--- YOUR INSTRUCTIONS ---
Retype the data below without altering anything.

(Dataset records)
============================================================
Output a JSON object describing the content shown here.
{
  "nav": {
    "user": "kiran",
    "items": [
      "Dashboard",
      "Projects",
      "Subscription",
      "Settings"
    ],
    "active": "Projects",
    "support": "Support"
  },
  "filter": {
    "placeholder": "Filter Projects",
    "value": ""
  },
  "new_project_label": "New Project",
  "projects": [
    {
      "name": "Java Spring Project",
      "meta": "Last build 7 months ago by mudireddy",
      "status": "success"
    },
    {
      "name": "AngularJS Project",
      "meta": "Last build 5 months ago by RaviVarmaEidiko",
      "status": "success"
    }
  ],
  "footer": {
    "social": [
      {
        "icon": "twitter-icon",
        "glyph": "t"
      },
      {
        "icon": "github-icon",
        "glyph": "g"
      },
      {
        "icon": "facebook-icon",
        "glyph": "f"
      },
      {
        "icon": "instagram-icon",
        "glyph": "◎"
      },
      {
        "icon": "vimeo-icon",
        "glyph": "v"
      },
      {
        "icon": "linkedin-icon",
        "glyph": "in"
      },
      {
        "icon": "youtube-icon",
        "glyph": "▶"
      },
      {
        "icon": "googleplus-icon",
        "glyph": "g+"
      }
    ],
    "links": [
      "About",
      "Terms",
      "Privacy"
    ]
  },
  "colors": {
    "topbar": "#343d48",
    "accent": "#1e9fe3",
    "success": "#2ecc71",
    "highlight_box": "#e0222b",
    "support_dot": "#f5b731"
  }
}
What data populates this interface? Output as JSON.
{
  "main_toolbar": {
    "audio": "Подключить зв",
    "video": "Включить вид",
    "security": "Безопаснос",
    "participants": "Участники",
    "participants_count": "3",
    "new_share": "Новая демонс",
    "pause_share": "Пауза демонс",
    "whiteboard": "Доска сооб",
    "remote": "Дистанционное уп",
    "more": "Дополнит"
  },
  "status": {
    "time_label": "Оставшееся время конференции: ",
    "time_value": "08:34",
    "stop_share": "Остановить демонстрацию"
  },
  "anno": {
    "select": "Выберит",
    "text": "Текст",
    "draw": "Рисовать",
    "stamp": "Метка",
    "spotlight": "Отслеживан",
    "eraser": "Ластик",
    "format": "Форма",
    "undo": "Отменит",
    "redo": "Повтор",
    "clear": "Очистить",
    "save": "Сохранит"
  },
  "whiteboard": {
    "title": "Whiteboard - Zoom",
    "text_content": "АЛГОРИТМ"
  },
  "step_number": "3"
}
============================================================
--- EXPECTED ANSWER ---
Output a JSON object describing the content shown here.
{
  "nav": {
    "user": "kiran",
    "items": [
      "Dashboard",
      "Projects",
      "Subscription",
      "Settings"
    ],
    "active": "Projects",
    "support": "Support"
  },
  "filter": {
    "placeholder": "Filter Projects",
    "value": ""
  },
  "new_project_label": "New Project",
  "projects": [
    {
      "name": "Java Spring Project",
      "meta": "Last build 7 months ago by mudireddy",
      "status": "success"
    },
    {
      "name": "AngularJS Project",
      "meta": "Last build 5 months ago by RaviVarmaEidiko",
      "status": "success"
    }
  ],
  "footer": {
    "social": [
      {
        "icon": "twitter-icon",
        "glyph": "t"
      },
      {
        "icon": "github-icon",
        "glyph": "g"
      },
      {
        "icon": "facebook-icon",
        "glyph": "f"
      },
      {
        "icon": "instagram-icon",
        "glyph": "◎"
      },
      {
        "icon": "vimeo-icon",
        "glyph": "v"
      },
      {
        "icon": "linkedin-icon",
        "glyph": "in"
      },
      {
        "icon": "youtube-icon",
        "glyph": "▶"
      },
      {
        "icon": "googleplus-icon",
        "glyph": "g+"
      }
    ],
    "links": [
      "About",
      "Terms",
      "Privacy"
    ]
  },
  "colors": {
    "topbar": "#343d48",
    "accent": "#1e9fe3",
    "success": "#2ecc71",
    "highlight_box": "#e0222b",
    "support_dot": "#f5b731"
  }
}
What data populates this interface? Output as JSON.
{
  "main_toolbar": {
    "audio": "Подключить зв",
    "video": "Включить вид",
    "security": "Безопаснос",
    "participants": "Участники",
    "participants_count": "3",
    "new_share": "Новая демонс",
    "pause_share": "Пауза демонс",
    "whiteboard": "Доска сооб",
    "remote": "Дистанционное уп",
    "more": "Дополнит"
  },
  "status": {
    "time_label": "Оставшееся время конференции: ",
    "time_value": "08:34",
    "stop_share": "Остановить демонстрацию"
  },
  "anno": {
    "select": "Выберит",
    "text": "Текст",
    "draw": "Рисовать",
    "stamp": "Метка",
    "spotlight": "Отслеживан",
    "eraser": "Ластик",
    "format": "Форма",
    "undo": "Отменит",
    "redo": "Повтор",
    "clear": "Очистить",
    "save": "Сохранит"
  },
  "whiteboard": {
    "title": "Whiteboard - Zoom",
    "text_content": "АЛГОРИТМ"
  },
  "step_number": "3"
}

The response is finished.